* **Given text**:

--- begin ---

The impacts of Bill C-92 are not expected to be a panacea, given it comes after the many decades of the tragedies of the Sixties Scoop and residential schools. These have been well documented by Gitksan researcher and activist Cindy Blackstock, the First Nations Child and Family Caring Society of Canada, the Assembly of First Nations, the Truth and Reconciliation Commission of Canada and many others.
While the bill is not expected to immediately turn things around, there were already positive changes afoot across Canada that should be highlighted and celebrated.
Indeed, as stressed by Kenn Richard, a founder of Native Child and Family Services of Toronto, “Indigenous approaches emphasize the importance of family and collectivity as a place for safety, and healing. The learning opportunities from this project and others happening now in Indigenous child welfare services can be instrumental in informing improved practices throughout the wider sector.”
Where children belong
One recently concluded pilot program in Manitoba, focused on strengthening belonging for children, is notable for its many successes.
A few years ago, the Toronto-based charity Until the Last Child launched and funded an innovative “co-created model” called Bringing Families Together (BFT). This two-year multi-stakeholder project was undertaken in partnership with the Government of Manitoba, the four child welfare authorities representing about 11,000 kids in government care, representatives from Indigenous communities, the University of Manitoba and Deloitte Canada.

--- end ---

Dataset rows:
--- begin ---

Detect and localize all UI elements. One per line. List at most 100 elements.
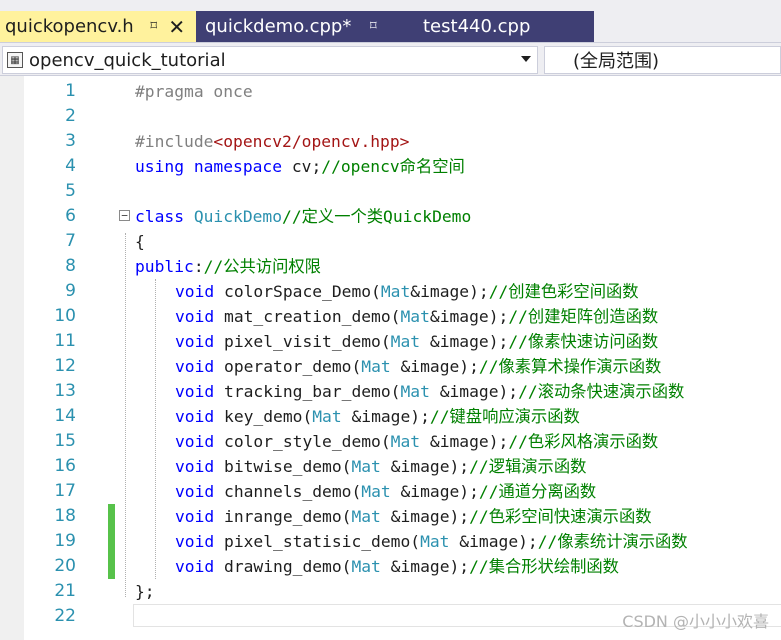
plain-token: &image); — [390, 357, 479, 376]
code-line[interactable]: 21}; — [0, 579, 781, 604]
pp-token: #include — [135, 132, 214, 151]
project-scope-dropdown[interactable]: ▦ opencv_quick_tutorial — [2, 46, 538, 74]
kw-token: void — [175, 457, 215, 476]
line-number: 2 — [65, 106, 76, 126]
kw-token: class — [135, 207, 185, 226]
chevron-down-icon[interactable] — [521, 56, 531, 62]
code-text: void pixel_statisic_demo(Mat &image);//像… — [175, 529, 688, 554]
cm-token: //通道分离函数 — [478, 482, 597, 501]
code-text: void drawing_demo(Mat &image);//集合形状绘制函数 — [175, 554, 619, 579]
tab-label: quickopencv.h — [5, 16, 134, 37]
plain-token: &image); — [341, 407, 430, 426]
code-text: void colorSpace_Demo(Mat&image);//创建色彩空间… — [175, 279, 639, 304]
code-editor[interactable]: 1 #pragma once 2 3 #include<opencv2/opencv.h… — [0, 76, 781, 640]
code-line[interactable]: 5 — [0, 179, 781, 204]
line-number: 10 — [54, 306, 76, 326]
plain-token: colorSpace_Demo( — [214, 282, 381, 301]
kw-token: void — [175, 307, 215, 326]
code-line[interactable]: 14 void key_demo(Mat &image);//键盘响应演示函数 — [0, 404, 781, 429]
code-line[interactable]: 6 − class QuickDemo//定义一个类QuickDemo — [0, 204, 781, 229]
code-line[interactable]: 17 void channels_demo(Mat &image);//通道分离函… — [0, 479, 781, 504]
line-number: 19 — [54, 531, 76, 551]
code-line[interactable]: 18 void inrange_demo(Mat &image);//色彩空间快速… — [0, 504, 781, 529]
kw-token: void — [175, 532, 215, 551]
code-line[interactable]: 7{ — [0, 229, 781, 254]
member-scope-dropdown[interactable]: (全局范围) — [544, 46, 781, 74]
ty-token: Mat — [351, 557, 381, 576]
code-line[interactable]: 19 void pixel_statisic_demo(Mat &image);/… — [0, 529, 781, 554]
collapse-icon[interactable]: − — [119, 210, 130, 221]
code-text: using namespace cv;//opencv命名空间 — [135, 154, 465, 179]
code-line[interactable]: 12 void operator_demo(Mat &image);//像素算术操… — [0, 354, 781, 379]
kw-token: using namespace — [135, 157, 283, 176]
code-line[interactable]: 15 void color_style_demo(Mat &image);//色彩… — [0, 429, 781, 454]
code-line[interactable]: 10 void mat_creation_demo(Mat&image);//创建… — [0, 304, 781, 329]
code-line[interactable]: 11 void pixel_visit_demo(Mat &image);//像素… — [0, 329, 781, 354]
cm-token: //公共访问权限 — [203, 257, 321, 276]
project-scope-label: opencv_quick_tutorial — [29, 49, 226, 71]
plain-token: &image); — [420, 432, 509, 451]
tab-quickdemo-cpp[interactable]: quickdemo.cpp* ⌑ — [196, 11, 382, 42]
line-number: 15 — [54, 431, 76, 451]
plain-token: pixel_statisic_demo( — [214, 532, 421, 551]
code-text: void mat_creation_demo(Mat&image);//创建矩阵… — [175, 304, 658, 329]
plain-token: color_style_demo( — [214, 432, 391, 451]
plain-token: &image); — [390, 482, 479, 501]
line-number: 20 — [54, 556, 76, 576]
code-line[interactable]: 1 #pragma once — [0, 79, 781, 104]
plain-token: pixel_visit_demo( — [214, 332, 391, 351]
code-line[interactable]: 16 void bitwise_demo(Mat &image);//逻辑演示函数 — [0, 454, 781, 479]
cm-token: //滚动条快速演示函数 — [518, 382, 685, 401]
kw-token: void — [175, 357, 215, 376]
plain-token: bitwise_demo( — [214, 457, 352, 476]
cm-token: //opencv命名空间 — [321, 157, 465, 176]
code-line[interactable]: 20 void drawing_demo(Mat &image);//集合形状绘制… — [0, 554, 781, 579]
plain-token: { — [135, 232, 145, 251]
line-number: 21 — [54, 581, 76, 601]
pp-token: #pragma once — [135, 82, 253, 101]
line-number: 18 — [54, 506, 76, 526]
kw-token: void — [175, 557, 215, 576]
plain-token: operator_demo( — [214, 357, 362, 376]
code-line[interactable]: 2 — [0, 104, 781, 129]
cm-token: //像素快速访问函数 — [508, 332, 659, 351]
code-line[interactable]: 4 using namespace cv;//opencv命名空间 — [0, 154, 781, 179]
kw-token: void — [175, 432, 215, 451]
code-text: void bitwise_demo(Mat &image);//逻辑演示函数 — [175, 454, 586, 479]
plain-token: &image); — [380, 507, 470, 526]
code-text: void key_demo(Mat &image);//键盘响应演示函数 — [175, 404, 580, 429]
cm-token: //创建矩阵创造函数 — [508, 307, 659, 326]
line-number: 12 — [54, 356, 76, 376]
code-text: void pixel_visit_demo(Mat &image);//像素快速… — [175, 329, 658, 354]
plain-token: &image); — [449, 532, 538, 551]
tab-label: test440.cpp — [423, 16, 531, 37]
kw-token: void — [175, 282, 215, 301]
code-text: void tracking_bar_demo(Mat &image);//滚动条… — [175, 379, 684, 404]
plain-token: cv; — [282, 157, 322, 176]
ty-token: Mat — [351, 457, 381, 476]
line-number: 3 — [65, 131, 76, 151]
plain-token: channels_demo( — [214, 482, 362, 501]
ty-token: Mat — [400, 307, 430, 326]
pin-icon[interactable]: ⌑ — [365, 19, 381, 34]
tab-test440-cpp[interactable]: test440.cpp — [382, 11, 594, 42]
close-icon[interactable]: ✕ — [168, 17, 186, 37]
plain-token: &image); — [420, 332, 509, 351]
code-line[interactable]: 8 public://公共访问权限 — [0, 254, 781, 279]
code-line[interactable]: 13 void tracking_bar_demo(Mat &image);//滚… — [0, 379, 781, 404]
plain-token: drawing_demo( — [214, 557, 352, 576]
plain-token: &image); — [410, 282, 489, 301]
ty-token: Mat — [390, 432, 421, 451]
pin-icon[interactable]: ⌑ — [146, 19, 162, 34]
code-line[interactable]: 3 #include<opencv2/opencv.hpp> — [0, 129, 781, 154]
plain-token: &image); — [429, 307, 509, 326]
plain-token: &image); — [429, 382, 519, 401]
kw-token: void — [175, 382, 215, 401]
code-text: #include<opencv2/opencv.hpp> — [135, 129, 409, 154]
cm-token: //定义一个类QuickDemo — [282, 207, 472, 226]
kw-token: void — [175, 407, 215, 426]
code-text: void color_style_demo(Mat &image);//色彩风格… — [175, 429, 658, 454]
ty-token: Mat — [380, 282, 411, 301]
code-line[interactable]: 9 void colorSpace_Demo(Mat&image);//创建色彩空… — [0, 279, 781, 304]
tab-quickopencv-h[interactable]: quickopencv.h ⌑ ✕ — [0, 11, 196, 42]
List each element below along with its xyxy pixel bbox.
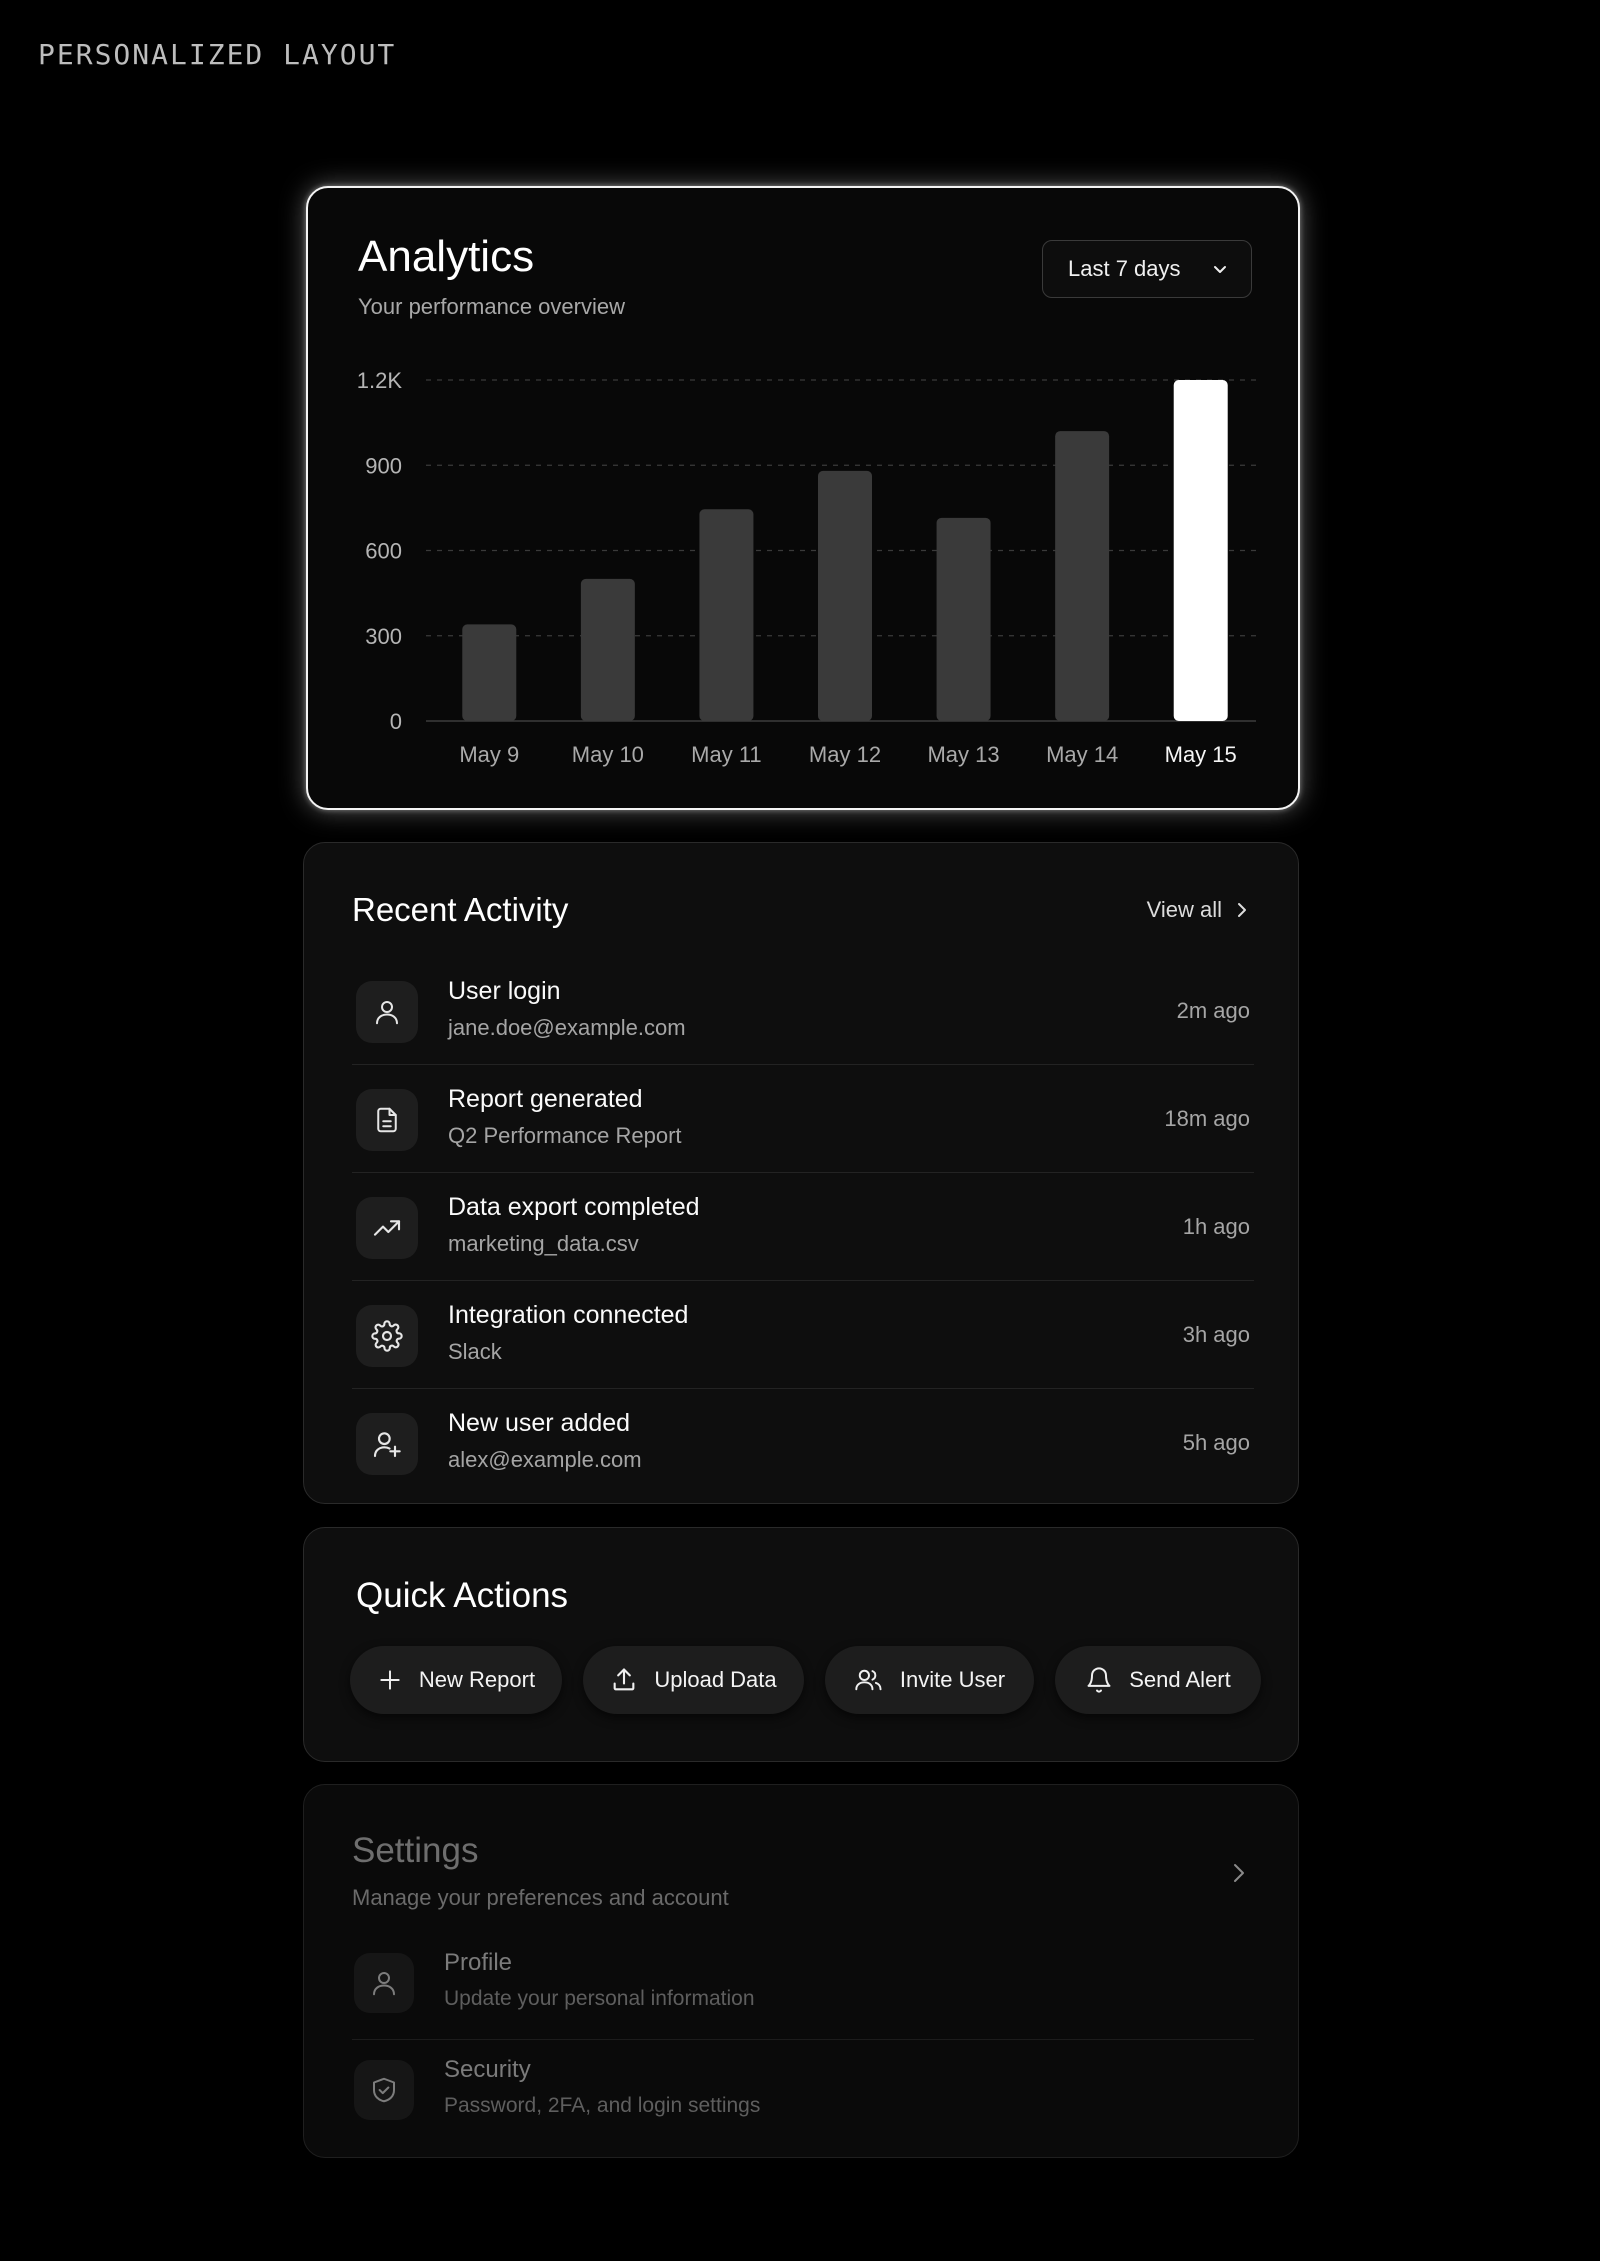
y-tick-label: 0 (390, 709, 402, 734)
bar (699, 509, 754, 721)
upload-data-label: Upload Data (654, 1667, 777, 1692)
activity-item[interactable]: User login jane.doe@example.com 2m ago (352, 957, 1254, 1065)
bar (580, 578, 635, 721)
settings-item-title: Profile (444, 1949, 513, 1976)
activity-title: Integration connected (448, 1301, 689, 1329)
quick-actions-row: New Report Upload Data Invite User Send … (350, 1646, 1261, 1714)
chevron-right-icon (1238, 903, 1246, 917)
bar (818, 470, 872, 721)
activity-detail: Slack (448, 1339, 502, 1364)
activity-detail: Q2 Performance Report (448, 1123, 682, 1148)
view-all-label: View all (1146, 897, 1222, 922)
bell-icon (1087, 1667, 1111, 1693)
date-range-value: Last 7 days (1068, 256, 1181, 281)
invite-user-label: Invite User (899, 1667, 1006, 1692)
settings-title: Settings (352, 1831, 479, 1870)
activity-time: 2m ago (1176, 998, 1250, 1023)
settings-item-detail: Update your personal information (444, 1987, 755, 2010)
activity-time: 5h ago (1182, 1430, 1250, 1455)
view-all-link[interactable]: View all (1147, 897, 1248, 923)
bar (462, 624, 517, 721)
x-tick-label: May 9 (459, 742, 519, 767)
new-report-button[interactable]: New Report (350, 1646, 562, 1714)
activity-item[interactable]: Data export completed marketing_data.csv… (352, 1173, 1254, 1281)
bar (936, 517, 991, 721)
activity-time: 18m ago (1164, 1106, 1250, 1131)
bar (1055, 431, 1110, 721)
activity-time: 3h ago (1182, 1322, 1250, 1347)
recent-activity-card: Recent Activity View all User login jane… (303, 842, 1299, 1504)
invite-user-button[interactable]: Invite User (825, 1646, 1034, 1714)
x-tick-label: May 11 (691, 742, 762, 767)
settings-item-security[interactable]: Security Password, 2FA, and login settin… (352, 2040, 1254, 2146)
settings-item-detail: Password, 2FA, and login settings (444, 2094, 761, 2117)
activity-detail: marketing_data.csv (448, 1231, 639, 1256)
trending-up-icon (356, 1197, 418, 1259)
activity-item[interactable]: Report generated Q2 Performance Report 1… (352, 1065, 1254, 1173)
bar-highlighted (1173, 380, 1228, 721)
activity-title: Data export completed (448, 1193, 700, 1221)
activity-list: User login jane.doe@example.com 2m ago R… (352, 957, 1254, 1496)
users-icon (855, 1669, 882, 1691)
settings-subtitle: Manage your preferences and account (352, 1885, 729, 1910)
date-range-select[interactable]: Last 7 days (1042, 240, 1252, 298)
settings-list: Profile Update your personal information… (352, 1933, 1254, 2146)
activity-title: Report generated (448, 1085, 643, 1113)
x-tick-label: May 10 (572, 742, 644, 767)
activity-title: User login (448, 977, 561, 1005)
upload-data-button[interactable]: Upload Data (583, 1646, 804, 1714)
activity-time: 1h ago (1182, 1214, 1250, 1239)
chevron-down-icon (1214, 266, 1226, 273)
x-tick-label: May 15 (1165, 742, 1237, 767)
y-tick-label: 600 (365, 539, 402, 564)
x-tick-label: May 13 (927, 742, 999, 767)
chevron-right-icon[interactable] (1232, 1861, 1246, 1885)
file-text-icon (356, 1089, 418, 1151)
plus-icon (380, 1670, 400, 1690)
x-tick-label: May 12 (809, 742, 881, 767)
settings-card: Settings Manage your preferences and acc… (303, 1784, 1299, 2158)
activity-detail: jane.doe@example.com (448, 1015, 686, 1040)
settings-item-profile[interactable]: Profile Update your personal information (352, 1933, 1254, 2040)
quick-actions-title: Quick Actions (356, 1576, 569, 1615)
page-label: PERSONALIZED LAYOUT (38, 38, 397, 71)
send-alert-label: Send Alert (1129, 1667, 1231, 1692)
new-report-label: New Report (418, 1667, 536, 1692)
y-tick-label: 1.2K (357, 368, 403, 393)
user-plus-icon (356, 1413, 418, 1475)
settings-item-title: Security (444, 2056, 531, 2083)
y-tick-label: 300 (365, 624, 402, 649)
gear-icon (356, 1305, 418, 1367)
shield-check-icon (354, 2060, 414, 2120)
activity-title: New user added (448, 1409, 631, 1437)
send-alert-button[interactable]: Send Alert (1055, 1646, 1261, 1714)
activity-item[interactable]: New user added alex@example.com 5h ago (352, 1389, 1254, 1496)
activity-item[interactable]: Integration connected Slack 3h ago (352, 1281, 1254, 1389)
y-tick-label: 900 (365, 453, 402, 478)
user-icon (356, 981, 418, 1043)
analytics-card: Analytics Your performance overview 0 300… (306, 186, 1300, 810)
activity-detail: alex@example.com (448, 1447, 642, 1472)
quick-actions-card: Quick Actions New Report Upload Data Inv… (303, 1527, 1299, 1762)
x-tick-label: May 14 (1046, 742, 1118, 767)
user-icon (354, 1953, 414, 2013)
upload-icon (613, 1668, 635, 1691)
recent-activity-title: Recent Activity (352, 891, 569, 928)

--- end ---

* **Directives**:
A - According to the Bill C-92 passage, why are the bill's impacts not expected to be a panacea? Answer in one to three sentences.
B - Repeat the Bill C-92 passage word for word, between "Where children belong" and "its many successes.", inclusive.
The entries are not required for the tasks.

* **Responses in order**:
A - The bill comes after many decades of the tragedies of the Sixties Scoop and residential schools. Because of that history, its impacts are not expected to be a panacea.

B -
Where children belong
One recently concluded pilot program in Manitoba, focused on strengthening belonging for children, is notable for its many successes.